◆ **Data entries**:

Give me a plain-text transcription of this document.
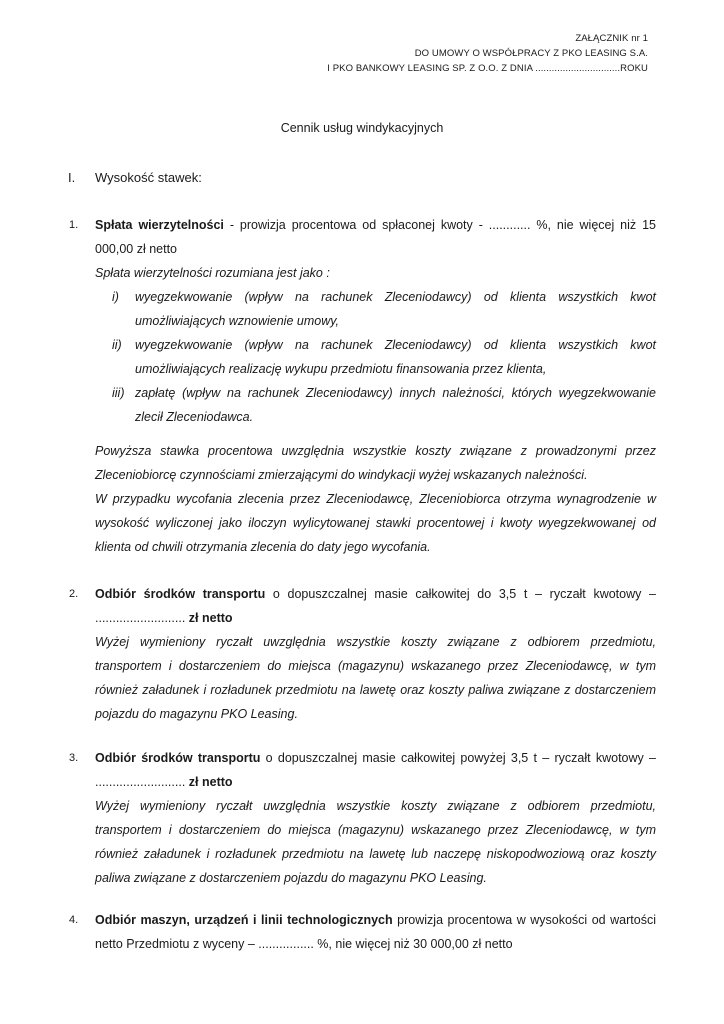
ZAŁĄCZNIK nr 1
DO UMOWY O WSPÓŁPRACY Z PKO LEASING S.A.
I PKO BANKOWY LEASING SP. Z O.O. Z DNIA ...............................ROKU
Cennik usług windykacyjnych
I. Wysokość stawek:
1.	Spłata wierzytelności - prowizja procentowa od spłaconej kwoty - ............ %, nie więcej niż 15 000,00 zł netto

Spłata wierzytelności rozumiana jest jako :

i)	wyegzekwowanie (wpływ na rachunek Zleceniodawcy) od klienta wszystkich kwot umożliwiających wznowienie umowy,
ii)	wyegzekwowanie (wpływ na rachunek Zleceniodawcy) od klienta wszystkich kwot umożliwiających realizację wykupu przedmiotu finansowania przez klienta,
iii) zapłatę (wpływ na rachunek Zleceniodawcy) innych należności, których wyegzekwowanie zlecił Zleceniodawca.

Powyższa stawka procentowa uwzględnia wszystkie koszty związane z prowadzonymi przez Zleceniobiorcę czynnościami zmierzającymi do windykacji wyżej wskazanych należności.

W przypadku wycofania zlecenia przez Zleceniodawcę, Zleceniobiorca otrzyma wynagrodzenie w wysokość wyliczonej jako iloczyn wylicytowanej stawki procentowej i kwoty wyegzekwowanej od klienta od chwili otrzymania zlecenia do daty jego wycofania.

2.	Odbiór środków transportu o dopuszczalnej masie całkowitej do 3,5 t – ryczałt kwotowy – .......................... zł netto

Wyżej wymieniony ryczałt uwzględnia wszystkie koszty związane z odbiorem przedmiotu, transportem i dostarczeniem do miejsca (magazynu) wskazanego przez Zleceniodawcę, w tym również załadunek i rozładunek przedmiotu na lawetę oraz koszty paliwa związane z dostarczeniem pojazdu do magazynu PKO Leasing.

3.	Odbiór środków transportu o dopuszczalnej masie całkowitej powyżej 3,5 t – ryczałt kwotowy – .......................... zł netto

Wyżej wymieniony ryczałt uwzględnia wszystkie koszty związane z odbiorem przedmiotu, transportem i dostarczeniem do miejsca (magazynu) wskazanego przez Zleceniodawcę, w tym również załadunek i rozładunek przedmiotu na lawetę lub naczepę niskopodwoziową oraz koszty paliwa związane z dostarczeniem pojazdu do magazynu PKO Leasing.

4.	Odbiór maszyn, urządzeń i linii technologicznych prowizja procentowa w wysokości od wartości netto Przedmiotu z wyceny – ................ %, nie więcej niż 30 000,00 zł netto
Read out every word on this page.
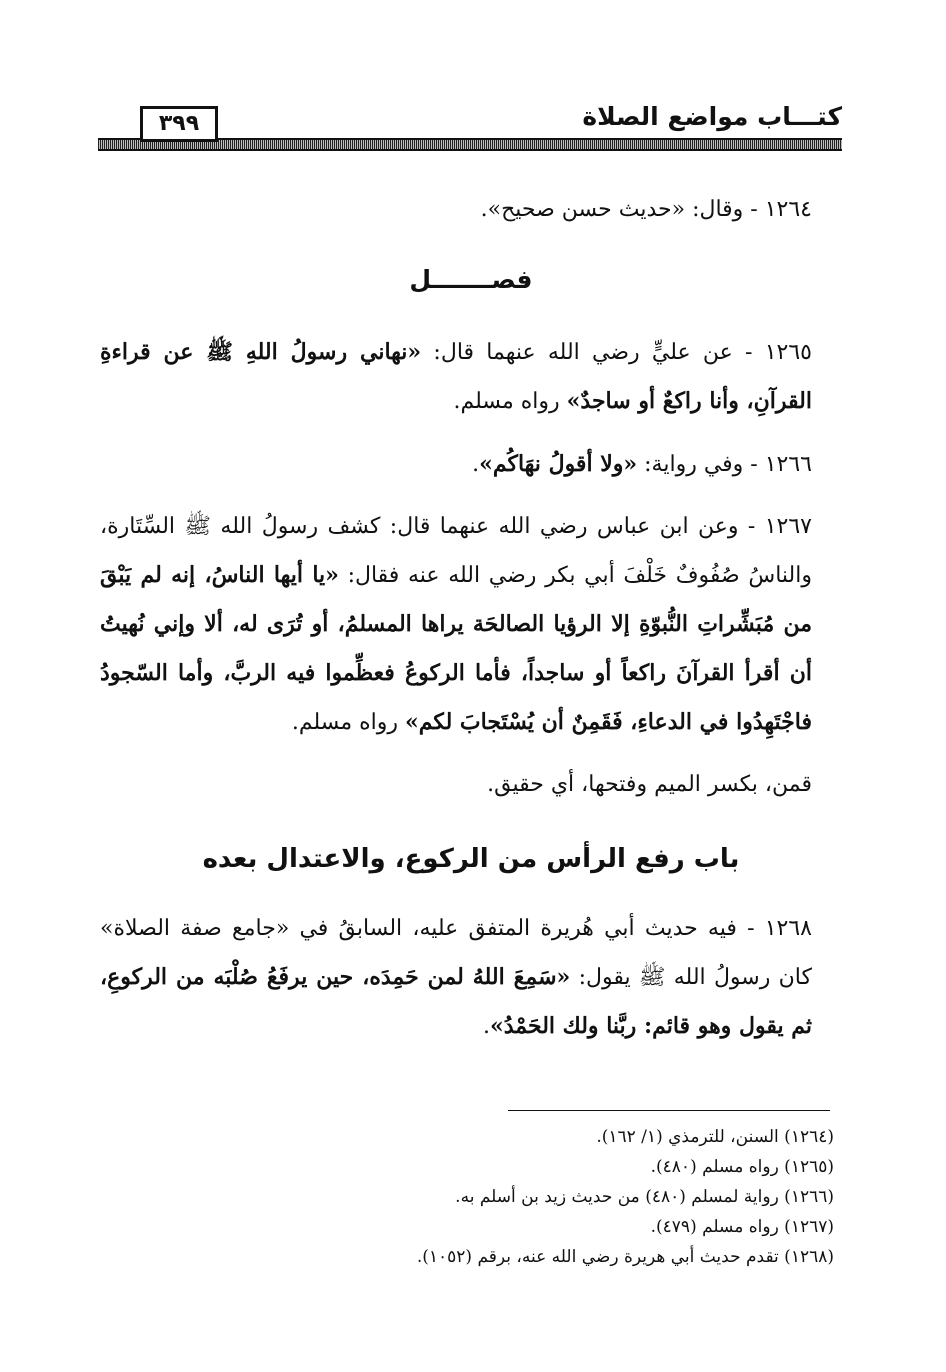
كتـــاب مواضع الصلاة
٣٩٩

١٢٦٤ - وقال: «حديث حسن صحيح».

فصـــــــل

١٢٦٥ - عن عليٍّ رضي الله عنهما قال: «نهاني رسولُ اللهِ ﷺ عن قراءةِ القرآنِ، وأنا راكعٌ أو ساجدٌ» رواه مسلم.

١٢٦٦ - وفي رواية: «ولا أقولُ نهَاكُم».

١٢٦٧ - وعن ابن عباس رضي الله عنهما قال: كشف رسولُ الله ﷺ السِّتَارة، والناسُ صُفُوفٌ خَلْفَ أبي بكر رضي الله عنه فقال: «يا أيها الناسُ، إنه لم يَبْقَ من مُبَشِّراتِ النُّبوّةِ إلا الرؤيا الصالحَة يراها المسلمُ، أو تُرَى له، ألا وإني نُهيتُ أن أقرأ القرآنَ راكعاً أو ساجداً، فأما الركوعُ فعظِّموا فيه الربَّ، وأما السّجودُ فاجْتَهِدُوا في الدعاءِ، فَقَمِنٌ أن يُسْتَجابَ لكم» رواه مسلم.

قمن، بكسر الميم وفتحها، أي حقيق.

باب رفع الرأس من الركوع، والاعتدال بعده

١٢٦٨ - فيه حديث أبي هُريرة المتفق عليه، السابقُ في «جامع صفة الصلاة» كان رسولُ الله ﷺ يقول: «سَمِعَ اللهُ لمن حَمِدَه، حين يرفَعُ صُلْبَه من الركوعِ، ثم يقول وهو قائم: ربَّنا ولك الحَمْدُ».

(١٢٦٤) السنن، للترمذي (١/ ١٦٢).
(١٢٦٥) رواه مسلم (٤٨٠).
(١٢٦٦) رواية لمسلم (٤٨٠) من حديث زيد بن أسلم به.
(١٢٦٧) رواه مسلم (٤٧٩).
(١٢٦٨) تقدم حديث أبي هريرة رضي الله عنه، برقم (١٠٥٢).
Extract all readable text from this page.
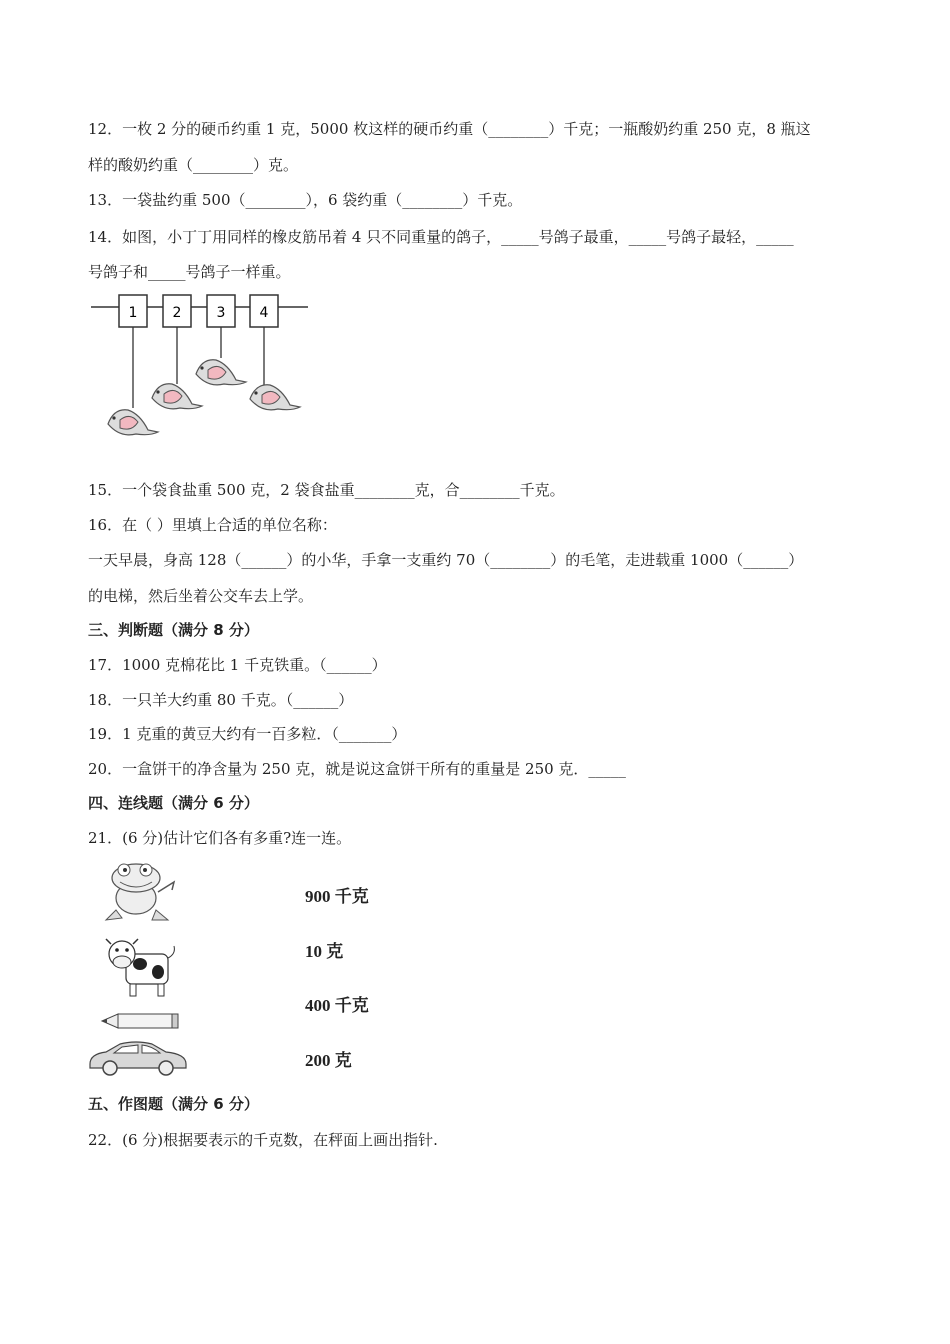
12．一枚 2 分的硬币约重 1 克，5000 枚这样的硬币约重（________）千克；一瓶酸奶约重 250 克，8 瓶这
样的酸奶约重（________）克。
13．一袋盐约重 500（________），6 袋约重（________）千克。
14．如图，小丁丁用同样的橡皮筋吊着 4 只不同重量的鸽子，_____号鸽子最重，_____号鸽子最轻，_____
号鸽子和_____号鸽子一样重。
1	2	3 4
15．一个袋食盐重 500 克，2 袋食盐重________克，合________千克。
16．在（ ）里填上合适的单位名称：
一天早晨，身高 128（______）的小华，手拿一支重约 70（________）的毛笔，走进载重 1000（______）
的电梯，然后坐着公交车去上学。
三、判断题（满分 8 分）
17．1000 克棉花比 1 千克铁重。（______）
18．一只羊大约重 80 千克。（______）
19．1 克重的黄豆大约有一百多粒．（_______）
20．一盒饼干的净含量为 250 克，就是说这盒饼干所有的重量是 250 克．_____
四、连线题（满分 6 分）
21．(6 分)估计它们各有多重?连一连。
900 千克
10 克
400 千克
200 克
五、作图题（满分 6 分）
22．(6 分)根据要表示的千克数，在秤面上画出指针.
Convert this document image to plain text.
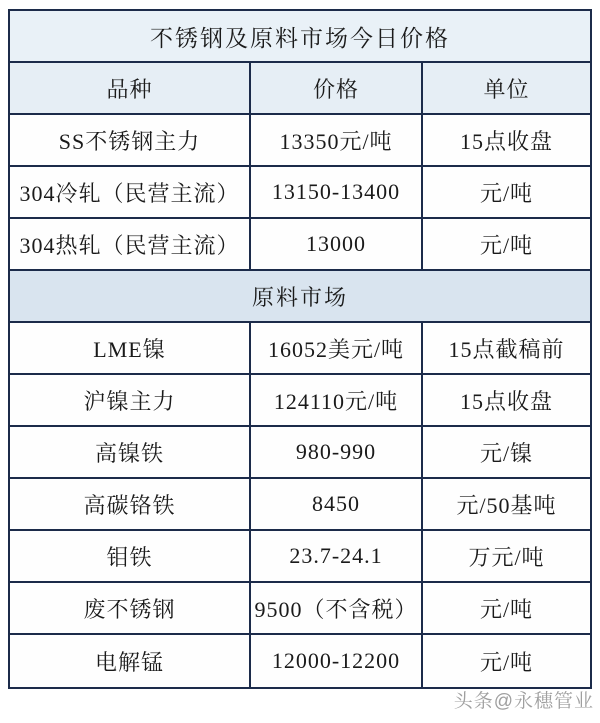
不锈钢及原料市场今日价格
品种	价格	单位
SS不锈钢主力	13350元/吨	15点收盘
304冷轧（民营主流）	13150-13400	元/吨
304热轧（民营主流）	13000	元/吨
原料市场
LME镍	16052美元/吨	15点截稿前
沪镍主力	124110元/吨	15点收盘
高镍铁	980-990	元/镍
高碳铬铁	8450	元/50基吨
钼铁	23.7-24.1	万元/吨
废不锈钢	9500（不含税）	元/吨
电解锰	12000-12200	元/吨
头条@永穗管业
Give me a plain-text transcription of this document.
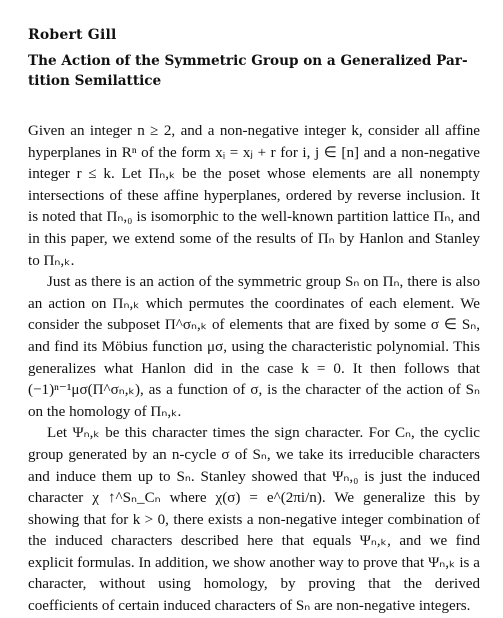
Robert Gill
The Action of the Symmetric Group on a Generalized Par-
tition Semilattice

Given an integer n ≥ 2, and a non-negative integer k, consider all affine hyperplanes in Rⁿ of the form xᵢ = xⱼ + r for i, j ∈ [n] and a non-negative integer r ≤ k. Let Πₙ,ₖ be the poset whose elements are all nonempty intersections of these affine hyperplanes, ordered by reverse inclusion. It is noted that Πₙ,₀ is isomorphic to the well-known partition lattice Πₙ, and in this paper, we extend some of the results of Πₙ by Hanlon and Stanley to Πₙ,ₖ.

Just as there is an action of the symmetric group Sₙ on Πₙ, there is also an action on Πₙ,ₖ which permutes the coordinates of each element. We consider the subposet Π^σₙ,ₖ of elements that are fixed by some σ ∈ Sₙ, and find its Möbius function μσ, using the characteristic polynomial. This generalizes what Hanlon did in the case k = 0. It then follows that (−1)ⁿ⁻¹μσ(Π^σₙ,ₖ), as a function of σ, is the character of the action of Sₙ on the homology of Πₙ,ₖ.

Let Ψₙ,ₖ be this character times the sign character. For Cₙ, the cyclic group generated by an n-cycle σ of Sₙ, we take its irreducible characters and induce them up to Sₙ. Stanley showed that Ψₙ,₀ is just the induced character χ ↑^Sₙ_Cₙ where χ(σ) = e^(2πi/n). We generalize this by showing that for k > 0, there exists a non-negative integer combination of the induced characters described here that equals Ψₙ,ₖ, and we find explicit formulas. In addition, we show another way to prove that Ψₙ,ₖ is a character, without using homology, by proving that the derived coefficients of certain induced characters of Sₙ are non-negative integers.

◆ **WHAT THE EXERCISE ASKS**:
Show the lines of the records that include the string "masie".

◆ **FULL ANSWER**:
2.	Odbiór środków transportu o dopuszczalnej masie całkowitej do 3,5 t – ryczałt kwotowy – .......................... zł netto
3.	Odbiór środków transportu o dopuszczalnej masie całkowitej powyżej 3,5 t – ryczałt kwotowy – .......................... zł netto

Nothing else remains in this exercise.